** Exercise goal **
Return the listing below unchanged, minus its pictures.
>> begin Supplied records
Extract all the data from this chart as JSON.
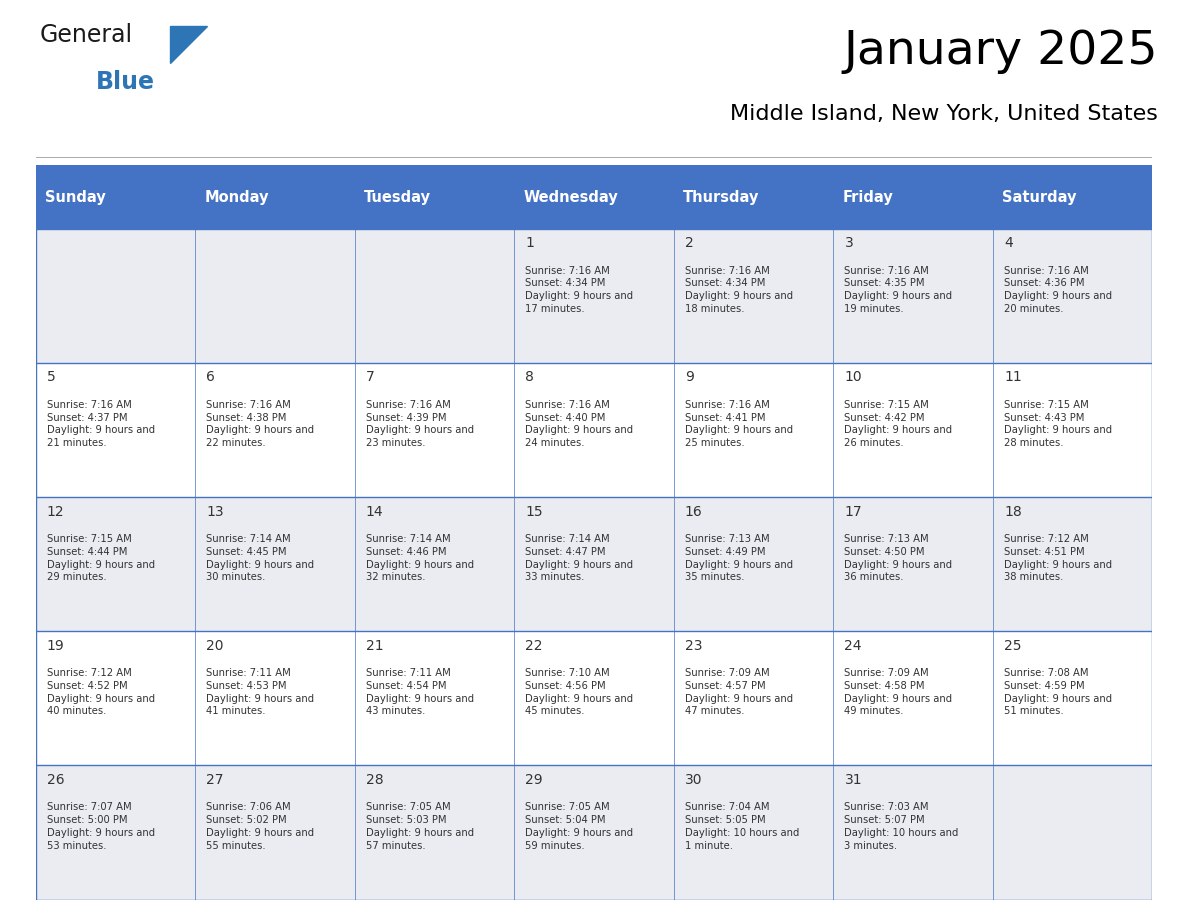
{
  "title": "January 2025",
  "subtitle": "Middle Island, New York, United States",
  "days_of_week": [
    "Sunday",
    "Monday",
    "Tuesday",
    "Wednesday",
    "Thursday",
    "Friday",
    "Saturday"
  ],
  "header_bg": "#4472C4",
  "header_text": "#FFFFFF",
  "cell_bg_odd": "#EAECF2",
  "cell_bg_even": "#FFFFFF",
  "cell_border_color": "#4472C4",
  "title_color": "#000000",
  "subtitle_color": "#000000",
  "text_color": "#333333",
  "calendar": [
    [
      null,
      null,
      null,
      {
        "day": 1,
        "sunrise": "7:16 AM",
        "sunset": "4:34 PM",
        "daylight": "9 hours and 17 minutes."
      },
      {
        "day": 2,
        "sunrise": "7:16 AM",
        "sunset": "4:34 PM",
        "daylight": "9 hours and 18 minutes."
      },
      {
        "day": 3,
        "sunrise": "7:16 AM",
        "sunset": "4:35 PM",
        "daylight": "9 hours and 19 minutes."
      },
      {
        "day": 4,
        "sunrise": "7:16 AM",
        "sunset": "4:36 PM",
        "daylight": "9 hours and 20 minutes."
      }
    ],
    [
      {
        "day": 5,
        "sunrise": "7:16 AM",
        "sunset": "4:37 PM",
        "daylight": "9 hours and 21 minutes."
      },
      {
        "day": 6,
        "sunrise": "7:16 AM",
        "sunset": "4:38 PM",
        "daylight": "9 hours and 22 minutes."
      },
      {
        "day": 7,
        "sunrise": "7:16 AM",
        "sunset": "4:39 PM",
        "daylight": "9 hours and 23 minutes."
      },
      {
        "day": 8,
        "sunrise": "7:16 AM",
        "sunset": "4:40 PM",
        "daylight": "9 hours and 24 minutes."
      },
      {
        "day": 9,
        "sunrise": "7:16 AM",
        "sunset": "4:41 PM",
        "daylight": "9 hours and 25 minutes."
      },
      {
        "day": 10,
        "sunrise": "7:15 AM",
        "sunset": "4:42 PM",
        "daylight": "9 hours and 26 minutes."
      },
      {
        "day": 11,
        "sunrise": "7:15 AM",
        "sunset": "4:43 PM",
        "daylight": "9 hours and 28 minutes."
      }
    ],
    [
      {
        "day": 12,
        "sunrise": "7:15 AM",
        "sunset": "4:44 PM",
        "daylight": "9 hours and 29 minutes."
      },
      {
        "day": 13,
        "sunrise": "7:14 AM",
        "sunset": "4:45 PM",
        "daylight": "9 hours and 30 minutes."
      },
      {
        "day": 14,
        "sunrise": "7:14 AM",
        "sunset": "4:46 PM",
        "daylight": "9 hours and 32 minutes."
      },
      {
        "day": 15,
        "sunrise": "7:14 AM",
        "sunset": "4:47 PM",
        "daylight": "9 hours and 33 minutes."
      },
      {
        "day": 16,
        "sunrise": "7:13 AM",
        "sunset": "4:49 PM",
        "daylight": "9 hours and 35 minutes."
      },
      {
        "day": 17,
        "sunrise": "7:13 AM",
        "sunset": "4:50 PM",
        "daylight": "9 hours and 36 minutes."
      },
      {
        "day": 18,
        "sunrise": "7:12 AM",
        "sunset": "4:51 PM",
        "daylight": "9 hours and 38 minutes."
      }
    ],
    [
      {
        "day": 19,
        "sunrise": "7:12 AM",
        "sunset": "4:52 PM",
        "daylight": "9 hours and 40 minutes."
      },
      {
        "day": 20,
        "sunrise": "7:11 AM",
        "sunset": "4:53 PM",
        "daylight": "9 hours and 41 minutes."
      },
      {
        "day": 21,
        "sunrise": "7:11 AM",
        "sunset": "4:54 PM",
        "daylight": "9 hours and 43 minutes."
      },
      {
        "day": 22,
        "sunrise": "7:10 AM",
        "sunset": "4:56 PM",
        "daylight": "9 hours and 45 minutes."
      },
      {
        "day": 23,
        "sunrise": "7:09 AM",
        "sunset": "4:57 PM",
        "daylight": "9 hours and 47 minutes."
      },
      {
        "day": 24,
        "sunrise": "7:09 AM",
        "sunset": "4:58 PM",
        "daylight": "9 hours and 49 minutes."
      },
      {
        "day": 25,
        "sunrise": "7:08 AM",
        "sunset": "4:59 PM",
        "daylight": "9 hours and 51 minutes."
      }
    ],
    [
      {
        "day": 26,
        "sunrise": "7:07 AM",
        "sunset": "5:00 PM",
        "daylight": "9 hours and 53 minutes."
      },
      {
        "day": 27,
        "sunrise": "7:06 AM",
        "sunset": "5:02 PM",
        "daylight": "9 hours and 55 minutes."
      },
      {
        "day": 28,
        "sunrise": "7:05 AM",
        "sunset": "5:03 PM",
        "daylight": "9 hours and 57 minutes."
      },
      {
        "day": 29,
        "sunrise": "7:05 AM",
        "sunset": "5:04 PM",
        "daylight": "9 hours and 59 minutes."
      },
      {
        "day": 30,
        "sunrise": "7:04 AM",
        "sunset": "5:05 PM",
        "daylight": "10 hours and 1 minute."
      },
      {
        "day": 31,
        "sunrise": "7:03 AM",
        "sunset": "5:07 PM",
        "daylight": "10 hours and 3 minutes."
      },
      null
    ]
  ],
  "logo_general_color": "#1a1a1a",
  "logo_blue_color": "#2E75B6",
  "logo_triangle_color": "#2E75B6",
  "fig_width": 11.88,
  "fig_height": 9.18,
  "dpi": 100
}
>> end Supplied records
** Exercise result **
Extract all the data from this chart as JSON.
{
  "title": "January 2025",
  "subtitle": "Middle Island, New York, United States",
  "days_of_week": [
    "Sunday",
    "Monday",
    "Tuesday",
    "Wednesday",
    "Thursday",
    "Friday",
    "Saturday"
  ],
  "header_bg": "#4472C4",
  "header_text": "#FFFFFF",
  "cell_bg_odd": "#EAECF2",
  "cell_bg_even": "#FFFFFF",
  "cell_border_color": "#4472C4",
  "title_color": "#000000",
  "subtitle_color": "#000000",
  "text_color": "#333333",
  "calendar": [
    [
      null,
      null,
      null,
      {
        "day": 1,
        "sunrise": "7:16 AM",
        "sunset": "4:34 PM",
        "daylight": "9 hours and 17 minutes."
      },
      {
        "day": 2,
        "sunrise": "7:16 AM",
        "sunset": "4:34 PM",
        "daylight": "9 hours and 18 minutes."
      },
      {
        "day": 3,
        "sunrise": "7:16 AM",
        "sunset": "4:35 PM",
        "daylight": "9 hours and 19 minutes."
      },
      {
        "day": 4,
        "sunrise": "7:16 AM",
        "sunset": "4:36 PM",
        "daylight": "9 hours and 20 minutes."
      }
    ],
    [
      {
        "day": 5,
        "sunrise": "7:16 AM",
        "sunset": "4:37 PM",
        "daylight": "9 hours and 21 minutes."
      },
      {
        "day": 6,
        "sunrise": "7:16 AM",
        "sunset": "4:38 PM",
        "daylight": "9 hours and 22 minutes."
      },
      {
        "day": 7,
        "sunrise": "7:16 AM",
        "sunset": "4:39 PM",
        "daylight": "9 hours and 23 minutes."
      },
      {
        "day": 8,
        "sunrise": "7:16 AM",
        "sunset": "4:40 PM",
        "daylight": "9 hours and 24 minutes."
      },
      {
        "day": 9,
        "sunrise": "7:16 AM",
        "sunset": "4:41 PM",
        "daylight": "9 hours and 25 minutes."
      },
      {
        "day": 10,
        "sunrise": "7:15 AM",
        "sunset": "4:42 PM",
        "daylight": "9 hours and 26 minutes."
      },
      {
        "day": 11,
        "sunrise": "7:15 AM",
        "sunset": "4:43 PM",
        "daylight": "9 hours and 28 minutes."
      }
    ],
    [
      {
        "day": 12,
        "sunrise": "7:15 AM",
        "sunset": "4:44 PM",
        "daylight": "9 hours and 29 minutes."
      },
      {
        "day": 13,
        "sunrise": "7:14 AM",
        "sunset": "4:45 PM",
        "daylight": "9 hours and 30 minutes."
      },
      {
        "day": 14,
        "sunrise": "7:14 AM",
        "sunset": "4:46 PM",
        "daylight": "9 hours and 32 minutes."
      },
      {
        "day": 15,
        "sunrise": "7:14 AM",
        "sunset": "4:47 PM",
        "daylight": "9 hours and 33 minutes."
      },
      {
        "day": 16,
        "sunrise": "7:13 AM",
        "sunset": "4:49 PM",
        "daylight": "9 hours and 35 minutes."
      },
      {
        "day": 17,
        "sunrise": "7:13 AM",
        "sunset": "4:50 PM",
        "daylight": "9 hours and 36 minutes."
      },
      {
        "day": 18,
        "sunrise": "7:12 AM",
        "sunset": "4:51 PM",
        "daylight": "9 hours and 38 minutes."
      }
    ],
    [
      {
        "day": 19,
        "sunrise": "7:12 AM",
        "sunset": "4:52 PM",
        "daylight": "9 hours and 40 minutes."
      },
      {
        "day": 20,
        "sunrise": "7:11 AM",
        "sunset": "4:53 PM",
        "daylight": "9 hours and 41 minutes."
      },
      {
        "day": 21,
        "sunrise": "7:11 AM",
        "sunset": "4:54 PM",
        "daylight": "9 hours and 43 minutes."
      },
      {
        "day": 22,
        "sunrise": "7:10 AM",
        "sunset": "4:56 PM",
        "daylight": "9 hours and 45 minutes."
      },
      {
        "day": 23,
        "sunrise": "7:09 AM",
        "sunset": "4:57 PM",
        "daylight": "9 hours and 47 minutes."
      },
      {
        "day": 24,
        "sunrise": "7:09 AM",
        "sunset": "4:58 PM",
        "daylight": "9 hours and 49 minutes."
      },
      {
        "day": 25,
        "sunrise": "7:08 AM",
        "sunset": "4:59 PM",
        "daylight": "9 hours and 51 minutes."
      }
    ],
    [
      {
        "day": 26,
        "sunrise": "7:07 AM",
        "sunset": "5:00 PM",
        "daylight": "9 hours and 53 minutes."
      },
      {
        "day": 27,
        "sunrise": "7:06 AM",
        "sunset": "5:02 PM",
        "daylight": "9 hours and 55 minutes."
      },
      {
        "day": 28,
        "sunrise": "7:05 AM",
        "sunset": "5:03 PM",
        "daylight": "9 hours and 57 minutes."
      },
      {
        "day": 29,
        "sunrise": "7:05 AM",
        "sunset": "5:04 PM",
        "daylight": "9 hours and 59 minutes."
      },
      {
        "day": 30,
        "sunrise": "7:04 AM",
        "sunset": "5:05 PM",
        "daylight": "10 hours and 1 minute."
      },
      {
        "day": 31,
        "sunrise": "7:03 AM",
        "sunset": "5:07 PM",
        "daylight": "10 hours and 3 minutes."
      },
      null
    ]
  ],
  "logo_general_color": "#1a1a1a",
  "logo_blue_color": "#2E75B6",
  "logo_triangle_color": "#2E75B6",
  "fig_width": 11.88,
  "fig_height": 9.18,
  "dpi": 100
}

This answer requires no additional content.